══ THE DATA

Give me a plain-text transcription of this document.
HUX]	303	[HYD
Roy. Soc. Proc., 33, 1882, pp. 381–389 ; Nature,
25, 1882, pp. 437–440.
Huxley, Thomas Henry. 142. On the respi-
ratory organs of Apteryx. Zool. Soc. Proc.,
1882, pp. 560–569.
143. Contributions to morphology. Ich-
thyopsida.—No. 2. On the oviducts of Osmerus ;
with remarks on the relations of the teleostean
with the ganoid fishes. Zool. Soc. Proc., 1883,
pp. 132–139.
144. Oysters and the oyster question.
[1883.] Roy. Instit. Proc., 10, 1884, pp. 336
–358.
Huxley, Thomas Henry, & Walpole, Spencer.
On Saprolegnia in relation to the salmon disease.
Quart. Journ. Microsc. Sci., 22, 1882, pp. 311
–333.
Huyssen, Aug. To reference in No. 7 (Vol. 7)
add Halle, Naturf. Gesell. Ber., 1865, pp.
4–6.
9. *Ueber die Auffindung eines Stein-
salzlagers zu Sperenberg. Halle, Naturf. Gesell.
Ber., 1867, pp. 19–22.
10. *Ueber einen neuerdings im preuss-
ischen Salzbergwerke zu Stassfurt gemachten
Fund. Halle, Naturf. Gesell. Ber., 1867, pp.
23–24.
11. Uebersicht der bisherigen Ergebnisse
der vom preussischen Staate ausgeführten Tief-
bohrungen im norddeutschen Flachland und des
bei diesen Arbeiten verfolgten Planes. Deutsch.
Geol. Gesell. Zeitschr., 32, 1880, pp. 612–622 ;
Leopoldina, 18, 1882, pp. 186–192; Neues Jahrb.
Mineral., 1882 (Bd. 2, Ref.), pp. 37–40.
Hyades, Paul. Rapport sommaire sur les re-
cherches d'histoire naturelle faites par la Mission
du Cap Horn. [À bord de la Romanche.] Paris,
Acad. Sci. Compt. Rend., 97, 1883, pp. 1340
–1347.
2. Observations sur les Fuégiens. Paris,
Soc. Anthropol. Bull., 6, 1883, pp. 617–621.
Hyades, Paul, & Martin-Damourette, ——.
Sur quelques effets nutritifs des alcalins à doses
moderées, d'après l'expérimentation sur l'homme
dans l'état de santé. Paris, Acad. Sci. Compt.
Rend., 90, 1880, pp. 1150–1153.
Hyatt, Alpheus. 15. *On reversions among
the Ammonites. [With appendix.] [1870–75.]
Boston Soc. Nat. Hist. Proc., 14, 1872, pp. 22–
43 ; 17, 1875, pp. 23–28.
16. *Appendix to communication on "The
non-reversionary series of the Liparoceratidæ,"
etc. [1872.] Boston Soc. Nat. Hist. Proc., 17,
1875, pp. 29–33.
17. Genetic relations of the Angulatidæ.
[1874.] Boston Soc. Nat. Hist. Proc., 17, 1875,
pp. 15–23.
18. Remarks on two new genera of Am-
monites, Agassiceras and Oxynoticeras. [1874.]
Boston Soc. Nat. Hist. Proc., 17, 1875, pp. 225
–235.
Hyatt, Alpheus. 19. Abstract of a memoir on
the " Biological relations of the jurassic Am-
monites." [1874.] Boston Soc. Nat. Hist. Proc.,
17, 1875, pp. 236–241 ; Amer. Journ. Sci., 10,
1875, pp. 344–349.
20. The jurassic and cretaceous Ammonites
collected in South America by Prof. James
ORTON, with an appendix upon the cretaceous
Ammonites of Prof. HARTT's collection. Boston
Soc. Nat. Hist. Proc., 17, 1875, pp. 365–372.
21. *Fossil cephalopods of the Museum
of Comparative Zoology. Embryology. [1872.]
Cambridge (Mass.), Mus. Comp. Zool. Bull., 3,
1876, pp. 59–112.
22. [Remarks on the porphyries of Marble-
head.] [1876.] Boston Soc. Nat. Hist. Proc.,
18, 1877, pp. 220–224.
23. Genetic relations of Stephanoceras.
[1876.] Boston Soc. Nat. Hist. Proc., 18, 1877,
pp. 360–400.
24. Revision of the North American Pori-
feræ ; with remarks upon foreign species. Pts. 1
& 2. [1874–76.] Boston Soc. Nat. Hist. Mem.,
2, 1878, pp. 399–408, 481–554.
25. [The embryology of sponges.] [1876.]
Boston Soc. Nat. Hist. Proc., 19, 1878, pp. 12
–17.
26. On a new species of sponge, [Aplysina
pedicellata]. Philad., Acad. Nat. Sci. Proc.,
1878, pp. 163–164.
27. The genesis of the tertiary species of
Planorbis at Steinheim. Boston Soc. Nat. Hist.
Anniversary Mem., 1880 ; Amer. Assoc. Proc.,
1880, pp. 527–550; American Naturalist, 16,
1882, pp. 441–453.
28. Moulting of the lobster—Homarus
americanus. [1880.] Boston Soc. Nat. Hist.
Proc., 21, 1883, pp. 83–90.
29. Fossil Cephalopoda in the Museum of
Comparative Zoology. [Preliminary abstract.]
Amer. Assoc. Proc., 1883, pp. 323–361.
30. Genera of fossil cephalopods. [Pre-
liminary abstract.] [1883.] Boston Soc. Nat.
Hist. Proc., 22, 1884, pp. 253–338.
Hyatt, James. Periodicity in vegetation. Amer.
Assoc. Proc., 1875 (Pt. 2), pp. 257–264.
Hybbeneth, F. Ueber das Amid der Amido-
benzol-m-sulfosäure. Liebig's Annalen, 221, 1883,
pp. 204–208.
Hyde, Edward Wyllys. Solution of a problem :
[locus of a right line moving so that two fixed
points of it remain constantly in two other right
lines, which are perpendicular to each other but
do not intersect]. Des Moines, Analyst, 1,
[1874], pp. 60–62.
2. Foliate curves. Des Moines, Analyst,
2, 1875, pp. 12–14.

════

WORK INSTRUCTIONS —
Keeping every word and mark as it is, print the entries above.

RESULT OF THE EXERCISE —
Give me a plain-text transcription of this document.
HUX]	303	[HYD
Roy. Soc. Proc., 33, 1882, pp. 381–389 ; Nature,
25, 1882, pp. 437–440.
Huxley, Thomas Henry. 142. On the respi-
ratory organs of Apteryx. Zool. Soc. Proc.,
1882, pp. 560–569.
143. Contributions to morphology. Ich-
thyopsida.—No. 2. On the oviducts of Osmerus ;
with remarks on the relations of the teleostean
with the ganoid fishes. Zool. Soc. Proc., 1883,
pp. 132–139.
144. Oysters and the oyster question.
[1883.] Roy. Instit. Proc., 10, 1884, pp. 336
–358.
Huxley, Thomas Henry, & Walpole, Spencer.
On Saprolegnia in relation to the salmon disease.
Quart. Journ. Microsc. Sci., 22, 1882, pp. 311
–333.
Huyssen, Aug. To reference in No. 7 (Vol. 7)
add Halle, Naturf. Gesell. Ber., 1865, pp.
4–6.
9. *Ueber die Auffindung eines Stein-
salzlagers zu Sperenberg. Halle, Naturf. Gesell.
Ber., 1867, pp. 19–22.
10. *Ueber einen neuerdings im preuss-
ischen Salzbergwerke zu Stassfurt gemachten
Fund. Halle, Naturf. Gesell. Ber., 1867, pp.
23–24.
11. Uebersicht der bisherigen Ergebnisse
der vom preussischen Staate ausgeführten Tief-
bohrungen im norddeutschen Flachland und des
bei diesen Arbeiten verfolgten Planes. Deutsch.
Geol. Gesell. Zeitschr., 32, 1880, pp. 612–622 ;
Leopoldina, 18, 1882, pp. 186–192; Neues Jahrb.
Mineral., 1882 (Bd. 2, Ref.), pp. 37–40.
Hyades, Paul. Rapport sommaire sur les re-
cherches d'histoire naturelle faites par la Mission
du Cap Horn. [À bord de la Romanche.] Paris,
Acad. Sci. Compt. Rend., 97, 1883, pp. 1340
–1347.
2. Observations sur les Fuégiens. Paris,
Soc. Anthropol. Bull., 6, 1883, pp. 617–621.
Hyades, Paul, & Martin-Damourette, ——.
Sur quelques effets nutritifs des alcalins à doses
moderées, d'après l'expérimentation sur l'homme
dans l'état de santé. Paris, Acad. Sci. Compt.
Rend., 90, 1880, pp. 1150–1153.
Hyatt, Alpheus. 15. *On reversions among
the Ammonites. [With appendix.] [1870–75.]
Boston Soc. Nat. Hist. Proc., 14, 1872, pp. 22–
43 ; 17, 1875, pp. 23–28.
16. *Appendix to communication on "The
non-reversionary series of the Liparoceratidæ,"
etc. [1872.] Boston Soc. Nat. Hist. Proc., 17,
1875, pp. 29–33.
17. Genetic relations of the Angulatidæ.
[1874.] Boston Soc. Nat. Hist. Proc., 17, 1875,
pp. 15–23.
18. Remarks on two new genera of Am-
monites, Agassiceras and Oxynoticeras. [1874.]
Boston Soc. Nat. Hist. Proc., 17, 1875, pp. 225
–235.
Hyatt, Alpheus. 19. Abstract of a memoir on
the " Biological relations of the jurassic Am-
monites." [1874.] Boston Soc. Nat. Hist. Proc.,
17, 1875, pp. 236–241 ; Amer. Journ. Sci., 10,
1875, pp. 344–349.
20. The jurassic and cretaceous Ammonites
collected in South America by Prof. James
ORTON, with an appendix upon the cretaceous
Ammonites of Prof. HARTT's collection. Boston
Soc. Nat. Hist. Proc., 17, 1875, pp. 365–372.
21. *Fossil cephalopods of the Museum
of Comparative Zoology. Embryology. [1872.]
Cambridge (Mass.), Mus. Comp. Zool. Bull., 3,
1876, pp. 59–112.
22. [Remarks on the porphyries of Marble-
head.] [1876.] Boston Soc. Nat. Hist. Proc.,
18, 1877, pp. 220–224.
23. Genetic relations of Stephanoceras.
[1876.] Boston Soc. Nat. Hist. Proc., 18, 1877,
pp. 360–400.
24. Revision of the North American Pori-
feræ ; with remarks upon foreign species. Pts. 1
& 2. [1874–76.] Boston Soc. Nat. Hist. Mem.,
2, 1878, pp. 399–408, 481–554.
25. [The embryology of sponges.] [1876.]
Boston Soc. Nat. Hist. Proc., 19, 1878, pp. 12
–17.
26. On a new species of sponge, [Aplysina
pedicellata]. Philad., Acad. Nat. Sci. Proc.,
1878, pp. 163–164.
27. The genesis of the tertiary species of
Planorbis at Steinheim. Boston Soc. Nat. Hist.
Anniversary Mem., 1880 ; Amer. Assoc. Proc.,
1880, pp. 527–550; American Naturalist, 16,
1882, pp. 441–453.
28. Moulting of the lobster—Homarus
americanus. [1880.] Boston Soc. Nat. Hist.
Proc., 21, 1883, pp. 83–90.
29. Fossil Cephalopoda in the Museum of
Comparative Zoology. [Preliminary abstract.]
Amer. Assoc. Proc., 1883, pp. 323–361.
30. Genera of fossil cephalopods. [Pre-
liminary abstract.] [1883.] Boston Soc. Nat.
Hist. Proc., 22, 1884, pp. 253–338.
Hyatt, James. Periodicity in vegetation. Amer.
Assoc. Proc., 1875 (Pt. 2), pp. 257–264.
Hybbeneth, F. Ueber das Amid der Amido-
benzol-m-sulfosäure. Liebig's Annalen, 221, 1883,
pp. 204–208.
Hyde, Edward Wyllys. Solution of a problem :
[locus of a right line moving so that two fixed
points of it remain constantly in two other right
lines, which are perpendicular to each other but
do not intersect]. Des Moines, Analyst, 1,
[1874], pp. 60–62.
2. Foliate curves. Des Moines, Analyst,
2, 1875, pp. 12–14.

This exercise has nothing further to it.